- _TASK_
Repeat every record below exactly, leaving out the pictures.
····················
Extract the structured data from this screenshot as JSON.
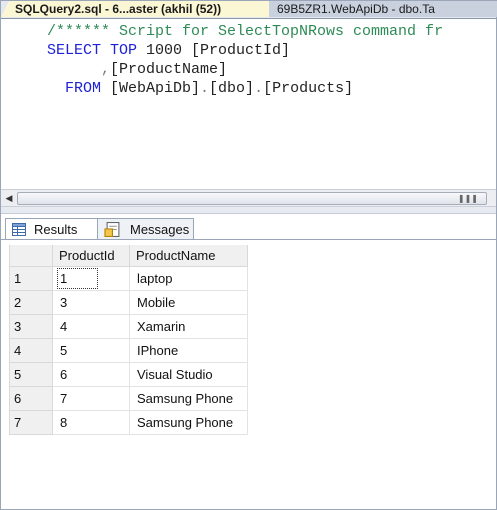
{
  "tabs": {
    "active": "SQLQuery2.sql - 6...aster (akhil (52))",
    "inactive": "69B5ZR1.WebApiDb - dbo.Ta"
  },
  "editor": {
    "lines": [
      {
        "parts": [
          {
            "cls": "cm",
            "text": "/****** Script for SelectTopNRows command fr"
          }
        ]
      },
      {
        "parts": [
          {
            "cls": "kw",
            "text": "SELECT TOP "
          },
          {
            "cls": "tx",
            "text": "1000 [ProductId]"
          }
        ]
      },
      {
        "parts": [
          {
            "cls": "gr",
            "text": "      ,"
          },
          {
            "cls": "tx",
            "text": "[ProductName]"
          }
        ]
      },
      {
        "parts": [
          {
            "cls": "kw",
            "text": "  FROM "
          },
          {
            "cls": "tx",
            "text": "[WebApiDb]"
          },
          {
            "cls": "gr",
            "text": "."
          },
          {
            "cls": "tx",
            "text": "[dbo]"
          },
          {
            "cls": "gr",
            "text": "."
          },
          {
            "cls": "tx",
            "text": "[Products]"
          }
        ]
      }
    ]
  },
  "results_tabs": {
    "results": "Results",
    "messages": "Messages"
  },
  "grid": {
    "columns": [
      "ProductId",
      "ProductName"
    ],
    "rows": [
      {
        "n": "1",
        "id": "1",
        "name": "laptop"
      },
      {
        "n": "2",
        "id": "3",
        "name": "Mobile"
      },
      {
        "n": "3",
        "id": "4",
        "name": "Xamarin"
      },
      {
        "n": "4",
        "id": "5",
        "name": "IPhone"
      },
      {
        "n": "5",
        "id": "6",
        "name": "Visual Studio"
      },
      {
        "n": "6",
        "id": "7",
        "name": "Samsung Phone"
      },
      {
        "n": "7",
        "id": "8",
        "name": "Samsung Phone"
      }
    ]
  }
}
····················
- _WORKED SOLUTION_
Extract the structured data from this screenshot as JSON.
{
  "tabs": {
    "active": "SQLQuery2.sql - 6...aster (akhil (52))",
    "inactive": "69B5ZR1.WebApiDb - dbo.Ta"
  },
  "editor": {
    "lines": [
      {
        "parts": [
          {
            "cls": "cm",
            "text": "/****** Script for SelectTopNRows command fr"
          }
        ]
      },
      {
        "parts": [
          {
            "cls": "kw",
            "text": "SELECT TOP "
          },
          {
            "cls": "tx",
            "text": "1000 [ProductId]"
          }
        ]
      },
      {
        "parts": [
          {
            "cls": "gr",
            "text": "      ,"
          },
          {
            "cls": "tx",
            "text": "[ProductName]"
          }
        ]
      },
      {
        "parts": [
          {
            "cls": "kw",
            "text": "  FROM "
          },
          {
            "cls": "tx",
            "text": "[WebApiDb]"
          },
          {
            "cls": "gr",
            "text": "."
          },
          {
            "cls": "tx",
            "text": "[dbo]"
          },
          {
            "cls": "gr",
            "text": "."
          },
          {
            "cls": "tx",
            "text": "[Products]"
          }
        ]
      }
    ]
  },
  "results_tabs": {
    "results": "Results",
    "messages": "Messages"
  },
  "grid": {
    "columns": [
      "ProductId",
      "ProductName"
    ],
    "rows": [
      {
        "n": "1",
        "id": "1",
        "name": "laptop"
      },
      {
        "n": "2",
        "id": "3",
        "name": "Mobile"
      },
      {
        "n": "3",
        "id": "4",
        "name": "Xamarin"
      },
      {
        "n": "4",
        "id": "5",
        "name": "IPhone"
      },
      {
        "n": "5",
        "id": "6",
        "name": "Visual Studio"
      },
      {
        "n": "6",
        "id": "7",
        "name": "Samsung Phone"
      },
      {
        "n": "7",
        "id": "8",
        "name": "Samsung Phone"
      }
    ]
  }
}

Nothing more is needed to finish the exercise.